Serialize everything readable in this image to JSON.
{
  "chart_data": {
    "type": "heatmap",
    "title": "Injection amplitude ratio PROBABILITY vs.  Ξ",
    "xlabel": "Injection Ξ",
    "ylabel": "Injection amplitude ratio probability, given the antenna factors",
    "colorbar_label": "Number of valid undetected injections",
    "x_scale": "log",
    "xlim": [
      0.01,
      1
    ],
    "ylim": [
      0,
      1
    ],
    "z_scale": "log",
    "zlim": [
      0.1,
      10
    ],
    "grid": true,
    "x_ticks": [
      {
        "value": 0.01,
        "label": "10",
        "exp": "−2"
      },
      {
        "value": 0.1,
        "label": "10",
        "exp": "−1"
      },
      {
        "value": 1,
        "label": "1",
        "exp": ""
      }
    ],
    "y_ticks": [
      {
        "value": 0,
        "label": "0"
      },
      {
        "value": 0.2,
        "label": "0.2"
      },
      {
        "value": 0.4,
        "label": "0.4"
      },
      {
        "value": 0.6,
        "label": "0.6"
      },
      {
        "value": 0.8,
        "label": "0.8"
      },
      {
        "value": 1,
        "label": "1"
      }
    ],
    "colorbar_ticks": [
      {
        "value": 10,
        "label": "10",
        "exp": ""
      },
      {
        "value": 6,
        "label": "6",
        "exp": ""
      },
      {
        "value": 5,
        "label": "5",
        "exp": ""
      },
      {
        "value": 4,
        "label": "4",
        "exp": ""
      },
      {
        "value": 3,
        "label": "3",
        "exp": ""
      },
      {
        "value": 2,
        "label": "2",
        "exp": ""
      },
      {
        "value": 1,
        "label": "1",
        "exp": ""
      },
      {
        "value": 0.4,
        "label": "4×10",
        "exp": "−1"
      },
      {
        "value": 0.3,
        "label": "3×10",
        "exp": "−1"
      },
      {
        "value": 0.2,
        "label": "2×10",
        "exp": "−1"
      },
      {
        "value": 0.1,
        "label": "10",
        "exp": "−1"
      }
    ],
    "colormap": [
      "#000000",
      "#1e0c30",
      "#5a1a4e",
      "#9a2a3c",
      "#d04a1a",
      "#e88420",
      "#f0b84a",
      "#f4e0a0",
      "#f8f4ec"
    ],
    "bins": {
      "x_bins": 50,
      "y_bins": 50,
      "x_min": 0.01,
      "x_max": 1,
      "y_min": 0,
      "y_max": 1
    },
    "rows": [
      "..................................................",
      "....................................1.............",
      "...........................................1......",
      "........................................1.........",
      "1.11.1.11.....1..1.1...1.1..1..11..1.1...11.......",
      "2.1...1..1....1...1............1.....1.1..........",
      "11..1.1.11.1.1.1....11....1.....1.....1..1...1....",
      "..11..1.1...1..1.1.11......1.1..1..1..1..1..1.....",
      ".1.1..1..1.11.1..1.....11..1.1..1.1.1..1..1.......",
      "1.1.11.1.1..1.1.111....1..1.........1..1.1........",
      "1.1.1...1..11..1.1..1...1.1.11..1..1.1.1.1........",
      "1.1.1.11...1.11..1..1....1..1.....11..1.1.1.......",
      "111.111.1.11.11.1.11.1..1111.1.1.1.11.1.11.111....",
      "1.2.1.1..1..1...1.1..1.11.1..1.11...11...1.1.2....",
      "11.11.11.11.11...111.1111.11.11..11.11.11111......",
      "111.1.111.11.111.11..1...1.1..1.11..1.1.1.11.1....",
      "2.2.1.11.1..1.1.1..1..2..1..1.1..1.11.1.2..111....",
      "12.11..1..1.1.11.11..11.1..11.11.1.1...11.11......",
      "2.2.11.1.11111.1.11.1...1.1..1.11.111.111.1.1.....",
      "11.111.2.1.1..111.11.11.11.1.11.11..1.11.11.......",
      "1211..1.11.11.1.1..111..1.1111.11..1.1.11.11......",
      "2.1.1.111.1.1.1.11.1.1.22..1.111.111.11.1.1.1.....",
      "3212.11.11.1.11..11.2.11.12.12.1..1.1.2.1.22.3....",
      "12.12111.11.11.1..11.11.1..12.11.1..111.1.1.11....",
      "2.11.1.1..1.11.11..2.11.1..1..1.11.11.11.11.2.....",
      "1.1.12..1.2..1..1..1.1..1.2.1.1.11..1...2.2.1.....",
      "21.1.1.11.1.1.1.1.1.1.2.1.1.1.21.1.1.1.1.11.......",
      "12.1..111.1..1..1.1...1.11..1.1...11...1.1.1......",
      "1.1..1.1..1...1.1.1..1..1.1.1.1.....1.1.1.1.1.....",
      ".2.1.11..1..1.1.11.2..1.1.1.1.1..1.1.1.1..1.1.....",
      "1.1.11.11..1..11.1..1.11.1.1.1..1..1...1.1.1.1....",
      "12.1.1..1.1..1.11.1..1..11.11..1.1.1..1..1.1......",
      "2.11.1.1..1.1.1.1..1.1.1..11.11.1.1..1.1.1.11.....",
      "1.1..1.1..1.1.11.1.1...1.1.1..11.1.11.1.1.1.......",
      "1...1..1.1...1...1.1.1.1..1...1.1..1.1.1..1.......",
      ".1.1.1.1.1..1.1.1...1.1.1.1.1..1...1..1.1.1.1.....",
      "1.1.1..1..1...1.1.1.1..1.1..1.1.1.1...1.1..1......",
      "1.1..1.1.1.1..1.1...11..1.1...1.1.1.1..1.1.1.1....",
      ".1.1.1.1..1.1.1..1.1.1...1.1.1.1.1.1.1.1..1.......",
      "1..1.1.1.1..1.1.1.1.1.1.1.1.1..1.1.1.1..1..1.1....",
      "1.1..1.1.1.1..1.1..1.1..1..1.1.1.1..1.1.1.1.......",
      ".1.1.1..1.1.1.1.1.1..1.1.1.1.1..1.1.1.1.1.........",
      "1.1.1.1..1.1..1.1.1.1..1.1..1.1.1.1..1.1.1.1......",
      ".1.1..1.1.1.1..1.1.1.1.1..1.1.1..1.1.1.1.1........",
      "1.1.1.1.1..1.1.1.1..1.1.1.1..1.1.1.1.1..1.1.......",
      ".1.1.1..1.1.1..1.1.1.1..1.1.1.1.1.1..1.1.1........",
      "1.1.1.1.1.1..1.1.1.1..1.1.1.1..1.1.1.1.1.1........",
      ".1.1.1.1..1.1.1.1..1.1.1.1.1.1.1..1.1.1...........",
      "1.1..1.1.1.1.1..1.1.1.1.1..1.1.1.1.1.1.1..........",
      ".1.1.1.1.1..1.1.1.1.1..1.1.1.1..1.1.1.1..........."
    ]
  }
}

• **What this task involves**
Please output the entries above, every line exactly as it reads.

• **Expected answer**
Serialize everything readable in this image to JSON.
{
  "chart_data": {
    "type": "heatmap",
    "title": "Injection amplitude ratio PROBABILITY vs.  Ξ",
    "xlabel": "Injection Ξ",
    "ylabel": "Injection amplitude ratio probability, given the antenna factors",
    "colorbar_label": "Number of valid undetected injections",
    "x_scale": "log",
    "xlim": [
      0.01,
      1
    ],
    "ylim": [
      0,
      1
    ],
    "z_scale": "log",
    "zlim": [
      0.1,
      10
    ],
    "grid": true,
    "x_ticks": [
      {
        "value": 0.01,
        "label": "10",
        "exp": "−2"
      },
      {
        "value": 0.1,
        "label": "10",
        "exp": "−1"
      },
      {
        "value": 1,
        "label": "1",
        "exp": ""
      }
    ],
    "y_ticks": [
      {
        "value": 0,
        "label": "0"
      },
      {
        "value": 0.2,
        "label": "0.2"
      },
      {
        "value": 0.4,
        "label": "0.4"
      },
      {
        "value": 0.6,
        "label": "0.6"
      },
      {
        "value": 0.8,
        "label": "0.8"
      },
      {
        "value": 1,
        "label": "1"
      }
    ],
    "colorbar_ticks": [
      {
        "value": 10,
        "label": "10",
        "exp": ""
      },
      {
        "value": 6,
        "label": "6",
        "exp": ""
      },
      {
        "value": 5,
        "label": "5",
        "exp": ""
      },
      {
        "value": 4,
        "label": "4",
        "exp": ""
      },
      {
        "value": 3,
        "label": "3",
        "exp": ""
      },
      {
        "value": 2,
        "label": "2",
        "exp": ""
      },
      {
        "value": 1,
        "label": "1",
        "exp": ""
      },
      {
        "value": 0.4,
        "label": "4×10",
        "exp": "−1"
      },
      {
        "value": 0.3,
        "label": "3×10",
        "exp": "−1"
      },
      {
        "value": 0.2,
        "label": "2×10",
        "exp": "−1"
      },
      {
        "value": 0.1,
        "label": "10",
        "exp": "−1"
      }
    ],
    "colormap": [
      "#000000",
      "#1e0c30",
      "#5a1a4e",
      "#9a2a3c",
      "#d04a1a",
      "#e88420",
      "#f0b84a",
      "#f4e0a0",
      "#f8f4ec"
    ],
    "bins": {
      "x_bins": 50,
      "y_bins": 50,
      "x_min": 0.01,
      "x_max": 1,
      "y_min": 0,
      "y_max": 1
    },
    "rows": [
      "..................................................",
      "....................................1.............",
      "...........................................1......",
      "........................................1.........",
      "1.11.1.11.....1..1.1...1.1..1..11..1.1...11.......",
      "2.1...1..1....1...1............1.....1.1..........",
      "11..1.1.11.1.1.1....11....1.....1.....1..1...1....",
      "..11..1.1...1..1.1.11......1.1..1..1..1..1..1.....",
      ".1.1..1..1.11.1..1.....11..1.1..1.1.1..1..1.......",
      "1.1.11.1.1..1.1.111....1..1.........1..1.1........",
      "1.1.1...1..11..1.1..1...1.1.11..1..1.1.1.1........",
      "1.1.1.11...1.11..1..1....1..1.....11..1.1.1.......",
      "111.111.1.11.11.1.11.1..1111.1.1.1.11.1.11.111....",
      "1.2.1.1..1..1...1.1..1.11.1..1.11...11...1.1.2....",
      "11.11.11.11.11...111.1111.11.11..11.11.11111......",
      "111.1.111.11.111.11..1...1.1..1.11..1.1.1.11.1....",
      "2.2.1.11.1..1.1.1..1..2..1..1.1..1.11.1.2..111....",
      "12.11..1..1.1.11.11..11.1..11.11.1.1...11.11......",
      "2.2.11.1.11111.1.11.1...1.1..1.11.111.111.1.1.....",
      "11.111.2.1.1..111.11.11.11.1.11.11..1.11.11.......",
      "1211..1.11.11.1.1..111..1.1111.11..1.1.11.11......",
      "2.1.1.111.1.1.1.11.1.1.22..1.111.111.11.1.1.1.....",
      "3212.11.11.1.11..11.2.11.12.12.1..1.1.2.1.22.3....",
      "12.12111.11.11.1..11.11.1..12.11.1..111.1.1.11....",
      "2.11.1.1..1.11.11..2.11.1..1..1.11.11.11.11.2.....",
      "1.1.12..1.2..1..1..1.1..1.2.1.1.11..1...2.2.1.....",
      "21.1.1.11.1.1.1.1.1.1.2.1.1.1.21.1.1.1.1.11.......",
      "12.1..111.1..1..1.1...1.11..1.1...11...1.1.1......",
      "1.1..1.1..1...1.1.1..1..1.1.1.1.....1.1.1.1.1.....",
      ".2.1.11..1..1.1.11.2..1.1.1.1.1..1.1.1.1..1.1.....",
      "1.1.11.11..1..11.1..1.11.1.1.1..1..1...1.1.1.1....",
      "12.1.1..1.1..1.11.1..1..11.11..1.1.1..1..1.1......",
      "2.11.1.1..1.1.1.1..1.1.1..11.11.1.1..1.1.1.11.....",
      "1.1..1.1..1.1.11.1.1...1.1.1..11.1.11.1.1.1.......",
      "1...1..1.1...1...1.1.1.1..1...1.1..1.1.1..1.......",
      ".1.1.1.1.1..1.1.1...1.1.1.1.1..1...1..1.1.1.1.....",
      "1.1.1..1..1...1.1.1.1..1.1..1.1.1.1...1.1..1......",
      "1.1..1.1.1.1..1.1...11..1.1...1.1.1.1..1.1.1.1....",
      ".1.1.1.1..1.1.1..1.1.1...1.1.1.1.1.1.1.1..1.......",
      "1..1.1.1.1..1.1.1.1.1.1.1.1.1..1.1.1.1..1..1.1....",
      "1.1..1.1.1.1..1.1..1.1..1..1.1.1.1..1.1.1.1.......",
      ".1.1.1..1.1.1.1.1.1..1.1.1.1.1..1.1.1.1.1.........",
      "1.1.1.1..1.1..1.1.1.1..1.1..1.1.1.1..1.1.1.1......",
      ".1.1..1.1.1.1..1.1.1.1.1..1.1.1..1.1.1.1.1........",
      "1.1.1.1.1..1.1.1.1..1.1.1.1..1.1.1.1.1..1.1.......",
      ".1.1.1..1.1.1..1.1.1.1..1.1.1.1.1.1..1.1.1........",
      "1.1.1.1.1.1..1.1.1.1..1.1.1.1..1.1.1.1.1.1........",
      ".1.1.1.1..1.1.1.1..1.1.1.1.1.1.1..1.1.1...........",
      "1.1..1.1.1.1.1..1.1.1.1.1..1.1.1.1.1.1.1..........",
      ".1.1.1.1.1..1.1.1.1.1..1.1.1.1..1.1.1.1..........."
    ]
  }
}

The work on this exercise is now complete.